- Work request: Take each line of the entries below that contains "Gruppen" and copy it.

- Data for review:
━━━━━━━━━━━━━━━━

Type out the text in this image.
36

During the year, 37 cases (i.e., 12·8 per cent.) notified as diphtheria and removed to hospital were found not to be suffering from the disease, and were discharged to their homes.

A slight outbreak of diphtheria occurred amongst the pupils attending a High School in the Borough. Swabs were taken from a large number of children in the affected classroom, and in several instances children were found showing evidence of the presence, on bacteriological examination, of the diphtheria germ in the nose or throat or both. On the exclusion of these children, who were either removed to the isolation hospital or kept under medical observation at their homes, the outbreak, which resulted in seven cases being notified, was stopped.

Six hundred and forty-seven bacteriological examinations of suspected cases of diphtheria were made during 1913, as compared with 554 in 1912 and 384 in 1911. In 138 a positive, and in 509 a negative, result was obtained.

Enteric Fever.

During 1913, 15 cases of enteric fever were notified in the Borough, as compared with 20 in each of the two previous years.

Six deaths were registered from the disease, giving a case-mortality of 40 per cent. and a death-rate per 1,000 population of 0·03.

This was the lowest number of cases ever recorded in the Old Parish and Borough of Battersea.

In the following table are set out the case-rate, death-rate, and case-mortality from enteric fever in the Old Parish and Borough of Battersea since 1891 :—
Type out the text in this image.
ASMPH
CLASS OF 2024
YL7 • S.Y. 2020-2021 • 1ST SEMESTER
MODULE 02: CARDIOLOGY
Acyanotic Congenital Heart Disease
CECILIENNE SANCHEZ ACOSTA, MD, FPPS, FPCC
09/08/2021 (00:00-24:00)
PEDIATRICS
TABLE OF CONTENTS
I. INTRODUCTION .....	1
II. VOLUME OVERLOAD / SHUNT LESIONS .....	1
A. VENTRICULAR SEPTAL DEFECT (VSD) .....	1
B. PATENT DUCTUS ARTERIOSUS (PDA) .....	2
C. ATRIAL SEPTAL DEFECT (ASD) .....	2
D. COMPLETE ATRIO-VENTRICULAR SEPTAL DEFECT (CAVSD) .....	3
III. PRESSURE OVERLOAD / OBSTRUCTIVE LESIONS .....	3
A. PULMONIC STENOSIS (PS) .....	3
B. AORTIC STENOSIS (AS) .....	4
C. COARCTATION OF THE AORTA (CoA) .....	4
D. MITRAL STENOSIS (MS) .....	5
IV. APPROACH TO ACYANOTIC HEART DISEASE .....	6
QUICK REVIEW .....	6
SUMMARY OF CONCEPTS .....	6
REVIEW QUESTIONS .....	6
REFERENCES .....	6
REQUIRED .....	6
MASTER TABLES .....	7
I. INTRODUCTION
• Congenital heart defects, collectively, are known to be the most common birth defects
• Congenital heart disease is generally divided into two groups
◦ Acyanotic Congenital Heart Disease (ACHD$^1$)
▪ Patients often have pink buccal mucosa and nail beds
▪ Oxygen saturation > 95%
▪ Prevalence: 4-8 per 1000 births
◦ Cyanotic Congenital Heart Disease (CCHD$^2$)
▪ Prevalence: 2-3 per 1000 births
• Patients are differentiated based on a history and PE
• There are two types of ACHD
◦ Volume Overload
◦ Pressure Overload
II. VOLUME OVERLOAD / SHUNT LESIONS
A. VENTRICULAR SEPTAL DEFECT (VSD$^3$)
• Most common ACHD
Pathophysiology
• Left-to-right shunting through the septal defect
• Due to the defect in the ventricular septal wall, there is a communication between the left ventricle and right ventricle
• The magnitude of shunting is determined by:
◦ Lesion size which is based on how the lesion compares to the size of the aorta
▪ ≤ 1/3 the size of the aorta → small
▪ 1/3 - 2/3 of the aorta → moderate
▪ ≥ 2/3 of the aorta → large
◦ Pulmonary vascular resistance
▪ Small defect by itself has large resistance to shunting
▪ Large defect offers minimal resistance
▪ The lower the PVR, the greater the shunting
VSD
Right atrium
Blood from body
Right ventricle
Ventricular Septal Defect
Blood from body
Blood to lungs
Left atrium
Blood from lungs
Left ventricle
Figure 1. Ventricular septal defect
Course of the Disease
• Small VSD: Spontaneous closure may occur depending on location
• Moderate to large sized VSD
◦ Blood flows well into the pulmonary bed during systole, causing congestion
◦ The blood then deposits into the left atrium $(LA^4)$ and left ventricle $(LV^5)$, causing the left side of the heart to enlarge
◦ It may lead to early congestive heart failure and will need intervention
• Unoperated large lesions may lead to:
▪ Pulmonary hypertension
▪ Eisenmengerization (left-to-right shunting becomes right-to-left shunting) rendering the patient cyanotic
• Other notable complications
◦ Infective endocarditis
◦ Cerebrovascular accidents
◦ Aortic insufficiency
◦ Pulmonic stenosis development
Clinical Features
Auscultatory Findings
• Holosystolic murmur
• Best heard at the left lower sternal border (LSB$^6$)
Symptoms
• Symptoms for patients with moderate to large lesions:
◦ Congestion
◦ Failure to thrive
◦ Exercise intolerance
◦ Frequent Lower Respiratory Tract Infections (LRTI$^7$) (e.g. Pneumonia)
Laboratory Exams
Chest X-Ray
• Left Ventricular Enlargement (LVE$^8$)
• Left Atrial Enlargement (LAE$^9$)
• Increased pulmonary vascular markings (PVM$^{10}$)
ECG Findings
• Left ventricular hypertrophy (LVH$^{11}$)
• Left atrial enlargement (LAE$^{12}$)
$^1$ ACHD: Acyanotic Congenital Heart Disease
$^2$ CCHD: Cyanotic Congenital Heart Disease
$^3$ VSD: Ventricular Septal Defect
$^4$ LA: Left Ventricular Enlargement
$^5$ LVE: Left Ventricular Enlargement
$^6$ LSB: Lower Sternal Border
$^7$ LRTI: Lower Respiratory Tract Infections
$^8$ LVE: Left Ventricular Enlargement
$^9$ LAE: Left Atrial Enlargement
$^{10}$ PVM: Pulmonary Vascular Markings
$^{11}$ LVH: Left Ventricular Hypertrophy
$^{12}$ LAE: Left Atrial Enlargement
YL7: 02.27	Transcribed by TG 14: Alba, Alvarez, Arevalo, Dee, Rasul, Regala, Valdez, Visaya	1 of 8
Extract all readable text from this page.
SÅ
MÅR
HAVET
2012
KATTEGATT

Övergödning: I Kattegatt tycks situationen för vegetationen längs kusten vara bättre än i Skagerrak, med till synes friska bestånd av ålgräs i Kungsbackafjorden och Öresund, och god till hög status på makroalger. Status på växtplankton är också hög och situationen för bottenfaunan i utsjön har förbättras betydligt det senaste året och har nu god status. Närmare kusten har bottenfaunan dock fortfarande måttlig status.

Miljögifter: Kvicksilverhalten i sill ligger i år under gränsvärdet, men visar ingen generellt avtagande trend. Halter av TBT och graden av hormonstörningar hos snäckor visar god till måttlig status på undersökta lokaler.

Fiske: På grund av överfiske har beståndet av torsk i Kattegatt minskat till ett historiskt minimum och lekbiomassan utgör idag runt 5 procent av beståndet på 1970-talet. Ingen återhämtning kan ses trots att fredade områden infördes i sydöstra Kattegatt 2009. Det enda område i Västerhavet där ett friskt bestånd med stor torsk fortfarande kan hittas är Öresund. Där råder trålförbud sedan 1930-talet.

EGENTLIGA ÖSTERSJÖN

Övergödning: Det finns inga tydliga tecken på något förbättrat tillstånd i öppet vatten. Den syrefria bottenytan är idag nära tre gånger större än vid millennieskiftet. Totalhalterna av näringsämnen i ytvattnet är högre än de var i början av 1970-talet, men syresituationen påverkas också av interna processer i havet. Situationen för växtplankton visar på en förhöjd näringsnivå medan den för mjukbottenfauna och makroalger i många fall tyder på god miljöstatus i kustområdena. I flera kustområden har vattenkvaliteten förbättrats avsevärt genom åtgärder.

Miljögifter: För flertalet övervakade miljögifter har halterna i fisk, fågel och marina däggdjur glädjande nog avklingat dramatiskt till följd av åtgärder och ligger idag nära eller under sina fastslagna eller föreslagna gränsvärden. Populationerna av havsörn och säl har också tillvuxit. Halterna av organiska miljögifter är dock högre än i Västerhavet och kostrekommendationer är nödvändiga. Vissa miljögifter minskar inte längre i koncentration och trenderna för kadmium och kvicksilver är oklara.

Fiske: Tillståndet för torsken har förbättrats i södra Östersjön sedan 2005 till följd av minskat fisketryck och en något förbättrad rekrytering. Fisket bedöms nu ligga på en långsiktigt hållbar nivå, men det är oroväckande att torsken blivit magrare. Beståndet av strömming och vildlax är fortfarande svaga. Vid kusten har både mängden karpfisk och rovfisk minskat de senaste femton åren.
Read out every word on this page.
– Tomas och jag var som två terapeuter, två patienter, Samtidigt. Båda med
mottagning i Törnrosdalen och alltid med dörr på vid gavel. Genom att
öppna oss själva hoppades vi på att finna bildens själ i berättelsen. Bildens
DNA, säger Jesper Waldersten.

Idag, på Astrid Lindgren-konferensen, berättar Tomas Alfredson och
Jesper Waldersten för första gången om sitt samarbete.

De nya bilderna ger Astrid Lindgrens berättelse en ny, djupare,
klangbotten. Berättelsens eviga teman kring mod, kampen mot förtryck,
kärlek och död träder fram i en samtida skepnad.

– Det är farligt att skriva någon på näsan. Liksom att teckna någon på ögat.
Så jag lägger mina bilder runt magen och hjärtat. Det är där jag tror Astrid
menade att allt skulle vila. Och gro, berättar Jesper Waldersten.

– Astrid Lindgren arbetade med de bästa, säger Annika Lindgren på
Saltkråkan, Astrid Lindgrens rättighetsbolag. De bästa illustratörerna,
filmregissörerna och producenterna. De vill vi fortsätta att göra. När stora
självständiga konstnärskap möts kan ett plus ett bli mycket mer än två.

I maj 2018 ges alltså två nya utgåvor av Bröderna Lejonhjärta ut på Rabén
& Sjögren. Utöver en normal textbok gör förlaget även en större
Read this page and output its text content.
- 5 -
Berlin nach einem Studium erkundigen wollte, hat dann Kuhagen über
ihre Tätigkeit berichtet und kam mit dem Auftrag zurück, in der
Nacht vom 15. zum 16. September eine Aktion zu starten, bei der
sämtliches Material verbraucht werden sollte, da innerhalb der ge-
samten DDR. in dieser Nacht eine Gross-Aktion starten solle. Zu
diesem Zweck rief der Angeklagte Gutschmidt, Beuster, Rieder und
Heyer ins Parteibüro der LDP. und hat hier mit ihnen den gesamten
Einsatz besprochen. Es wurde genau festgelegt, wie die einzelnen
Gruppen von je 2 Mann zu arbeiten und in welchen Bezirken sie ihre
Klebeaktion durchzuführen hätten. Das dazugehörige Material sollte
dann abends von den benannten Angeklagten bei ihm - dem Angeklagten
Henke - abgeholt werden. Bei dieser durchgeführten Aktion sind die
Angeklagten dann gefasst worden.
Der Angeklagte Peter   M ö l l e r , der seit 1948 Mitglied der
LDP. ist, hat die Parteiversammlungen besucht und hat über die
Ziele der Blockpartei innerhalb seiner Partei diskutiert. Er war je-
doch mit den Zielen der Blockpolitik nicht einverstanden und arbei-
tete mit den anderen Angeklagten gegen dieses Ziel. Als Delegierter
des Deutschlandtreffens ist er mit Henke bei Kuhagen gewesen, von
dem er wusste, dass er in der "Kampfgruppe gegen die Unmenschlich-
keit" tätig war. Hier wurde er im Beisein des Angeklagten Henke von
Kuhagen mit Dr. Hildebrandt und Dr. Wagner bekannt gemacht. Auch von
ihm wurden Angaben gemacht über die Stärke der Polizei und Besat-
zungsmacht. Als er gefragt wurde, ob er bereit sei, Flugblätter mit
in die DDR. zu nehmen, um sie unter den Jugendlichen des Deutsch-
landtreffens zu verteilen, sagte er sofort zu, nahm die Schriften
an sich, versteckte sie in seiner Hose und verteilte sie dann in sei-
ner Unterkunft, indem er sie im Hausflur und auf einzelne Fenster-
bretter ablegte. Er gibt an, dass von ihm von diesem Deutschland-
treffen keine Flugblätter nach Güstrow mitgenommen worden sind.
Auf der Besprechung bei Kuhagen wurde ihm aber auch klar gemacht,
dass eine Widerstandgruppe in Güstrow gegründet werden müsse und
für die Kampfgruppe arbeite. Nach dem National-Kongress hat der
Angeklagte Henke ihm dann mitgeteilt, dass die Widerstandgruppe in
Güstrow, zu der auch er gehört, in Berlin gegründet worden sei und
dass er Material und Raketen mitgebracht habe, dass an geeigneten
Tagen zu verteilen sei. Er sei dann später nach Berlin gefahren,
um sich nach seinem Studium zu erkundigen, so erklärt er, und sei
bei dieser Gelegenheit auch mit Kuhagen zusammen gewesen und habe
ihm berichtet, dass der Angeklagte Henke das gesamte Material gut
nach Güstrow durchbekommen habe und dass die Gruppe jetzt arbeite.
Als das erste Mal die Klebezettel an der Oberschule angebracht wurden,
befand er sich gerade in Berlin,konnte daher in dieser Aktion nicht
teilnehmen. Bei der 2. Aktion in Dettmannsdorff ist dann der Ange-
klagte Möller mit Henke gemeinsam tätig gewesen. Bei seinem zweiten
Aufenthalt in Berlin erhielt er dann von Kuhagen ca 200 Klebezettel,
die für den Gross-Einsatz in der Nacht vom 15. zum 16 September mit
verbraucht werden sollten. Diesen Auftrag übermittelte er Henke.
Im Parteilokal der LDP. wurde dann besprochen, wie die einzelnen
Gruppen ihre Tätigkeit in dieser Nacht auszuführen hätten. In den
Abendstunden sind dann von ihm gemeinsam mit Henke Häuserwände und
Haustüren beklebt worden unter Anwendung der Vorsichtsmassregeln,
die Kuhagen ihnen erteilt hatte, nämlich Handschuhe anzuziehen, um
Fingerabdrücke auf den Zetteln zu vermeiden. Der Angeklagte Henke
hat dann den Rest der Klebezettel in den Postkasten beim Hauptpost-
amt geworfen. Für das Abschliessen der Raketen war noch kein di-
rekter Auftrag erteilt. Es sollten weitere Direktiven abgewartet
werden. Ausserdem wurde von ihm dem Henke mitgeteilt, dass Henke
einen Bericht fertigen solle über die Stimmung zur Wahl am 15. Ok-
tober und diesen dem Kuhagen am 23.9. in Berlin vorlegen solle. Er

━━━━━━━━━━━━━━━━

- Task solution:
Gruppen von je 2 Mann zu arbeiten und in welchen Bezirken sie ihre
Gruppen ihre Tätigkeit in dieser Nacht auszuführen hätten. In den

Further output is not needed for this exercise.